THE PROBLEM:
Repeat every line of the material, character for character.
__________
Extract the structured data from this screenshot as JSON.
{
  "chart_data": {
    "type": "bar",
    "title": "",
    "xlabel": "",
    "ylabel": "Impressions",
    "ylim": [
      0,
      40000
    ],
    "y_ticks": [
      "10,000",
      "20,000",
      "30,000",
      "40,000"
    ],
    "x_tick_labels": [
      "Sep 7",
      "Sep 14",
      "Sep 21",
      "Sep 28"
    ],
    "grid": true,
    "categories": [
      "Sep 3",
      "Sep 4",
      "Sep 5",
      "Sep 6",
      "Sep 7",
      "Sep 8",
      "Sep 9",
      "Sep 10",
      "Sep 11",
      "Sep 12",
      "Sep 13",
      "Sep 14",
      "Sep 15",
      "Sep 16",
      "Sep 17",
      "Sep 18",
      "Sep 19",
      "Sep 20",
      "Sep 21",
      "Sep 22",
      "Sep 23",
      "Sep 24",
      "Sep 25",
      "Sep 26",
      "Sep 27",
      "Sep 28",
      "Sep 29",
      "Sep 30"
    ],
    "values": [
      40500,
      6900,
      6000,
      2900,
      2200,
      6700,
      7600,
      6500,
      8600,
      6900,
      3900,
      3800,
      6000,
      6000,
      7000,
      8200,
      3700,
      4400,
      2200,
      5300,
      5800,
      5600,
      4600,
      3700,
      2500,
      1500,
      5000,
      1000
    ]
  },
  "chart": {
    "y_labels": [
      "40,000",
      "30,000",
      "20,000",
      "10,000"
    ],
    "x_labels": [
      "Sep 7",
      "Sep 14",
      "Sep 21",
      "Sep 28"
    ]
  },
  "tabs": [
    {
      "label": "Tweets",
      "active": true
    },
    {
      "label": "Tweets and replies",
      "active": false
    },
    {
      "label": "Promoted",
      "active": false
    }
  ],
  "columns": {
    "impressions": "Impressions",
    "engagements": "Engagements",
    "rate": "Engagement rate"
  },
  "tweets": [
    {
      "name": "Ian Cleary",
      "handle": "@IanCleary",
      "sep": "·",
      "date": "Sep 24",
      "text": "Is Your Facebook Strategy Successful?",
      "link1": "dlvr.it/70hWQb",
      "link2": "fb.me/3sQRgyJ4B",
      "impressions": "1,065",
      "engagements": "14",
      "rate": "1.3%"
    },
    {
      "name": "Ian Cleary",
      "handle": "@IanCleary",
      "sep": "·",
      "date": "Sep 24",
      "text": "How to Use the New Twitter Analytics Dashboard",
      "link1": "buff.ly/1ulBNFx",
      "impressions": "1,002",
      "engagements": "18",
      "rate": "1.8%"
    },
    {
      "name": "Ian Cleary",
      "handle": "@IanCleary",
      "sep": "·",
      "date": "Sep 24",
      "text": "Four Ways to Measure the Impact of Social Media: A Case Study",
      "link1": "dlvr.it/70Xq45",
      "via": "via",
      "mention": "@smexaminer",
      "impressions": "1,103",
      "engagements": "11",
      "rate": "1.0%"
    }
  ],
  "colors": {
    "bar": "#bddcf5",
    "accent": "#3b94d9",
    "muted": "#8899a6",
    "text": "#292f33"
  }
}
__________
TASK OUTPUT:
Extract the structured data from this screenshot as JSON.
{
  "chart_data": {
    "type": "bar",
    "title": "",
    "xlabel": "",
    "ylabel": "Impressions",
    "ylim": [
      0,
      40000
    ],
    "y_ticks": [
      "10,000",
      "20,000",
      "30,000",
      "40,000"
    ],
    "x_tick_labels": [
      "Sep 7",
      "Sep 14",
      "Sep 21",
      "Sep 28"
    ],
    "grid": true,
    "categories": [
      "Sep 3",
      "Sep 4",
      "Sep 5",
      "Sep 6",
      "Sep 7",
      "Sep 8",
      "Sep 9",
      "Sep 10",
      "Sep 11",
      "Sep 12",
      "Sep 13",
      "Sep 14",
      "Sep 15",
      "Sep 16",
      "Sep 17",
      "Sep 18",
      "Sep 19",
      "Sep 20",
      "Sep 21",
      "Sep 22",
      "Sep 23",
      "Sep 24",
      "Sep 25",
      "Sep 26",
      "Sep 27",
      "Sep 28",
      "Sep 29",
      "Sep 30"
    ],
    "values": [
      40500,
      6900,
      6000,
      2900,
      2200,
      6700,
      7600,
      6500,
      8600,
      6900,
      3900,
      3800,
      6000,
      6000,
      7000,
      8200,
      3700,
      4400,
      2200,
      5300,
      5800,
      5600,
      4600,
      3700,
      2500,
      1500,
      5000,
      1000
    ]
  },
  "chart": {
    "y_labels": [
      "40,000",
      "30,000",
      "20,000",
      "10,000"
    ],
    "x_labels": [
      "Sep 7",
      "Sep 14",
      "Sep 21",
      "Sep 28"
    ]
  },
  "tabs": [
    {
      "label": "Tweets",
      "active": true
    },
    {
      "label": "Tweets and replies",
      "active": false
    },
    {
      "label": "Promoted",
      "active": false
    }
  ],
  "columns": {
    "impressions": "Impressions",
    "engagements": "Engagements",
    "rate": "Engagement rate"
  },
  "tweets": [
    {
      "name": "Ian Cleary",
      "handle": "@IanCleary",
      "sep": "·",
      "date": "Sep 24",
      "text": "Is Your Facebook Strategy Successful?",
      "link1": "dlvr.it/70hWQb",
      "link2": "fb.me/3sQRgyJ4B",
      "impressions": "1,065",
      "engagements": "14",
      "rate": "1.3%"
    },
    {
      "name": "Ian Cleary",
      "handle": "@IanCleary",
      "sep": "·",
      "date": "Sep 24",
      "text": "How to Use the New Twitter Analytics Dashboard",
      "link1": "buff.ly/1ulBNFx",
      "impressions": "1,002",
      "engagements": "18",
      "rate": "1.8%"
    },
    {
      "name": "Ian Cleary",
      "handle": "@IanCleary",
      "sep": "·",
      "date": "Sep 24",
      "text": "Four Ways to Measure the Impact of Social Media: A Case Study",
      "link1": "dlvr.it/70Xq45",
      "via": "via",
      "mention": "@smexaminer",
      "impressions": "1,103",
      "engagements": "11",
      "rate": "1.0%"
    }
  ],
  "colors": {
    "bar": "#bddcf5",
    "accent": "#3b94d9",
    "muted": "#8899a6",
    "text": "#292f33"
  }
}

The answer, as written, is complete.